Data extracted from a collection:
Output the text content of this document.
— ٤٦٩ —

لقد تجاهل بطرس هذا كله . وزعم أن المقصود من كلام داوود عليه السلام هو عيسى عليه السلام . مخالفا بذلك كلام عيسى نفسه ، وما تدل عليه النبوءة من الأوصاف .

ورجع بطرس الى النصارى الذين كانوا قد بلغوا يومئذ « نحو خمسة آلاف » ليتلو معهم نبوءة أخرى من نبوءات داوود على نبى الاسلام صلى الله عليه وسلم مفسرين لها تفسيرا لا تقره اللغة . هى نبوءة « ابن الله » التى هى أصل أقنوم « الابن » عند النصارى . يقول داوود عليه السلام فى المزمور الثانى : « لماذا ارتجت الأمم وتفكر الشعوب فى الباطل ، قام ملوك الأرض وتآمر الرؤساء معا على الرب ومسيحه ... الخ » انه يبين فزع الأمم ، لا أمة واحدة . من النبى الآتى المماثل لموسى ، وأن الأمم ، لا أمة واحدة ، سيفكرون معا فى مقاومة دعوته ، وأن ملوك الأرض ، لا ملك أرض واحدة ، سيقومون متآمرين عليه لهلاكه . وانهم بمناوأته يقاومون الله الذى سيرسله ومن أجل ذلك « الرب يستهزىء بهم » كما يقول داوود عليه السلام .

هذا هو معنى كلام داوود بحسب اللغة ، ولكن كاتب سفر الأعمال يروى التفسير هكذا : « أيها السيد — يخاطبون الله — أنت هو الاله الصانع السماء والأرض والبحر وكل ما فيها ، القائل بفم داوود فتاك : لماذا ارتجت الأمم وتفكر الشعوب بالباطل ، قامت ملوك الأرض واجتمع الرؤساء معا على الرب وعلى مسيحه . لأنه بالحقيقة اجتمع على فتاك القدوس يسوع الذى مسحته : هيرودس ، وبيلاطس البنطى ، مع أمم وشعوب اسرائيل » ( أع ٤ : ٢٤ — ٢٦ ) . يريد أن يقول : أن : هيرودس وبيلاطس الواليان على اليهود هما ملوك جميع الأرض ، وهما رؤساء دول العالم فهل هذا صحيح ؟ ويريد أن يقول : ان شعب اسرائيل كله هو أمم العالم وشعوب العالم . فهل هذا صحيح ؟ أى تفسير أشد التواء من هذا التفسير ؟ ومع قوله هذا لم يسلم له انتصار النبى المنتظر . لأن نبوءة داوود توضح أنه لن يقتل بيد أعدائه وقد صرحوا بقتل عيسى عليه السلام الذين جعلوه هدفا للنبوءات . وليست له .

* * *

Challenge: Using the data above, reproduce every line exactly.

Response below:
Output the text content of this document.
— ٤٦٩ —

لقد تجاهل بطرس هذا كله . وزعم أن المقصود من كلام داوود عليه السلام هو عيسى عليه السلام . مخالفا بذلك كلام عيسى نفسه ، وما تدل عليه النبوءة من الأوصاف .

ورجع بطرس الى النصارى الذين كانوا قد بلغوا يومئذ « نحو خمسة آلاف » ليتلو معهم نبوءة أخرى من نبوءات داوود على نبى الاسلام صلى الله عليه وسلم مفسرين لها تفسيرا لا تقره اللغة . هى نبوءة « ابن الله » التى هى أصل أقنوم « الابن » عند النصارى . يقول داوود عليه السلام فى المزمور الثانى : « لماذا ارتجت الأمم وتفكر الشعوب فى الباطل ، قام ملوك الأرض وتآمر الرؤساء معا على الرب ومسيحه ... الخ » انه يبين فزع الأمم ، لا أمة واحدة . من النبى الآتى المماثل لموسى ، وأن الأمم ، لا أمة واحدة ، سيفكرون معا فى مقاومة دعوته ، وأن ملوك الأرض ، لا ملك أرض واحدة ، سيقومون متآمرين عليه لهلاكه . وانهم بمناوأته يقاومون الله الذى سيرسله ومن أجل ذلك « الرب يستهزىء بهم » كما يقول داوود عليه السلام .

هذا هو معنى كلام داوود بحسب اللغة ، ولكن كاتب سفر الأعمال يروى التفسير هكذا : « أيها السيد — يخاطبون الله — أنت هو الاله الصانع السماء والأرض والبحر وكل ما فيها ، القائل بفم داوود فتاك : لماذا ارتجت الأمم وتفكر الشعوب بالباطل ، قامت ملوك الأرض واجتمع الرؤساء معا على الرب وعلى مسيحه . لأنه بالحقيقة اجتمع على فتاك القدوس يسوع الذى مسحته : هيرودس ، وبيلاطس البنطى ، مع أمم وشعوب اسرائيل » ( أع ٤ : ٢٤ — ٢٦ ) . يريد أن يقول : أن : هيرودس وبيلاطس الواليان على اليهود هما ملوك جميع الأرض ، وهما رؤساء دول العالم فهل هذا صحيح ؟ ويريد أن يقول : ان شعب اسرائيل كله هو أمم العالم وشعوب العالم . فهل هذا صحيح ؟ أى تفسير أشد التواء من هذا التفسير ؟ ومع قوله هذا لم يسلم له انتصار النبى المنتظر . لأن نبوءة داوود توضح أنه لن يقتل بيد أعدائه وقد صرحوا بقتل عيسى عليه السلام الذين جعلوه هدفا للنبوءات . وليست له .

* * *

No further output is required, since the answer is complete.